■ **What to do**: For each line in the data below that holds "Känselnedsättning", return a copy.

■ **Input rows**:

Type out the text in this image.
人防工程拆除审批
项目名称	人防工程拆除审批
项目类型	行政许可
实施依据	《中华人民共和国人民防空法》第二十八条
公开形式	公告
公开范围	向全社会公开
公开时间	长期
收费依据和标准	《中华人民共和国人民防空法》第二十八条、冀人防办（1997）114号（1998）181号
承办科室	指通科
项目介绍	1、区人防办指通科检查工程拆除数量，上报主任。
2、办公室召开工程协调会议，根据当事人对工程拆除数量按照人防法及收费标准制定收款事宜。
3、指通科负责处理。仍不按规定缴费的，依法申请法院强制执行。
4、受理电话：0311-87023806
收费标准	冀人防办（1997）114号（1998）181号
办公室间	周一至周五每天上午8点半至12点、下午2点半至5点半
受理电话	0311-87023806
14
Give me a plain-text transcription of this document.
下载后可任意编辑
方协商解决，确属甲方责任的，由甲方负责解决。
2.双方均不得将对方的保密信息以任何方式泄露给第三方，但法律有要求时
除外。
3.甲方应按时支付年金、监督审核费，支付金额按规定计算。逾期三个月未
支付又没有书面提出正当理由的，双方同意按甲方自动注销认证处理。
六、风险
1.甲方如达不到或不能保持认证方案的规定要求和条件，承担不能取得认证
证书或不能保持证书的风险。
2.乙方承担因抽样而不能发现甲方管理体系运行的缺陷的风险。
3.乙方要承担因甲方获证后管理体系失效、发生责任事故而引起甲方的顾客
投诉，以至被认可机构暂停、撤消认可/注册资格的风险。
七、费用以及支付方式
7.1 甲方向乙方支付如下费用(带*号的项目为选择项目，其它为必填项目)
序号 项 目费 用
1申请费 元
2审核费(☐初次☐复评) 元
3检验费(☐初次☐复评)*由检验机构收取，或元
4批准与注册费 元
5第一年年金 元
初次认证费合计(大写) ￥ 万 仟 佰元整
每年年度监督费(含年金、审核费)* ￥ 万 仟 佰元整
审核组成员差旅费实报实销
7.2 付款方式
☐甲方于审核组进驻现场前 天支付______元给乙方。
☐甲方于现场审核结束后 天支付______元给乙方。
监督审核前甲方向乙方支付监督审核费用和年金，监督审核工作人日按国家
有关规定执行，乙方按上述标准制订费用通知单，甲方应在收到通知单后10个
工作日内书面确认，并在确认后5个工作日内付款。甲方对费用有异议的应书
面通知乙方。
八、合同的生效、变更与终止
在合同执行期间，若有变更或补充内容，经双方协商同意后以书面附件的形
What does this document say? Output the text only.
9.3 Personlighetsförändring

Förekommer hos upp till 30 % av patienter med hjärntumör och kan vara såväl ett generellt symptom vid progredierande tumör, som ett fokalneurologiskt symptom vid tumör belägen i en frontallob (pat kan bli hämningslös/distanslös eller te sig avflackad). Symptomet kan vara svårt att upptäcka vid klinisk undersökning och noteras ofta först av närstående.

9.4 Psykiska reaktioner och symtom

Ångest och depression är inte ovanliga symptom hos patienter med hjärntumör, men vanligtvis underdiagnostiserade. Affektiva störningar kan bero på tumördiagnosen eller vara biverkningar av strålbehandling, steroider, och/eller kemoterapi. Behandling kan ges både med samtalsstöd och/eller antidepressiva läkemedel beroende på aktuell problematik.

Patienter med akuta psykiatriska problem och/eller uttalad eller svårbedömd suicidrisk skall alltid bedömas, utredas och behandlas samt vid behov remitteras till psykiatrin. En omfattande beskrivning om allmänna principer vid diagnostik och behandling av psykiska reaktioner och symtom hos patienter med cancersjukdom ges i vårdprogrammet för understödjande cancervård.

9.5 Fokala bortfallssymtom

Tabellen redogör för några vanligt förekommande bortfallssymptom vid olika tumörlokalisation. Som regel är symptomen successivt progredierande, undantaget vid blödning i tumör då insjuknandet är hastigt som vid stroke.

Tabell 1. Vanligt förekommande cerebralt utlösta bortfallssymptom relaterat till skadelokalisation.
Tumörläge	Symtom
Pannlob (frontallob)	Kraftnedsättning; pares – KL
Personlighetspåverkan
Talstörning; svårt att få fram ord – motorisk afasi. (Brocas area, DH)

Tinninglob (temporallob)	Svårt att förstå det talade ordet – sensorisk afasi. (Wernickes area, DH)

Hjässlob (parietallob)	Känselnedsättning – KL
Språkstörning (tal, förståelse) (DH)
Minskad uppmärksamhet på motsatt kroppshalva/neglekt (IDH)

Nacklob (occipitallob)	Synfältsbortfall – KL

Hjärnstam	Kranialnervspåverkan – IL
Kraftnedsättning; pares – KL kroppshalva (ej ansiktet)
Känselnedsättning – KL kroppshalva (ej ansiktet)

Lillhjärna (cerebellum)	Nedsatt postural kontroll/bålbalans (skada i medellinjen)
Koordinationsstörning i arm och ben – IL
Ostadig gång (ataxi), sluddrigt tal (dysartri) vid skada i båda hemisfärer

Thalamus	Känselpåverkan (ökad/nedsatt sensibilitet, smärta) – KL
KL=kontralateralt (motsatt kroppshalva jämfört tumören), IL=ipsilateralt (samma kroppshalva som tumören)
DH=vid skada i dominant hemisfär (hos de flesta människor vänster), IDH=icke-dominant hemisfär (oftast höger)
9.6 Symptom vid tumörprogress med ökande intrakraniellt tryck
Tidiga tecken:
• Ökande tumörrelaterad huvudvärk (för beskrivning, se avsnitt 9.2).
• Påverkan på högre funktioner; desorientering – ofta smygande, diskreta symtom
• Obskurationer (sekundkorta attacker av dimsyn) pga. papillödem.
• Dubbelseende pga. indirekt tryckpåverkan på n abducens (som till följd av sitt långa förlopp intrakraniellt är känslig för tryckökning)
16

■ **Result below**:
Hjässlob (parietallob)	Känselnedsättning – KL
Känselnedsättning – KL kroppshalva (ej ansiktet)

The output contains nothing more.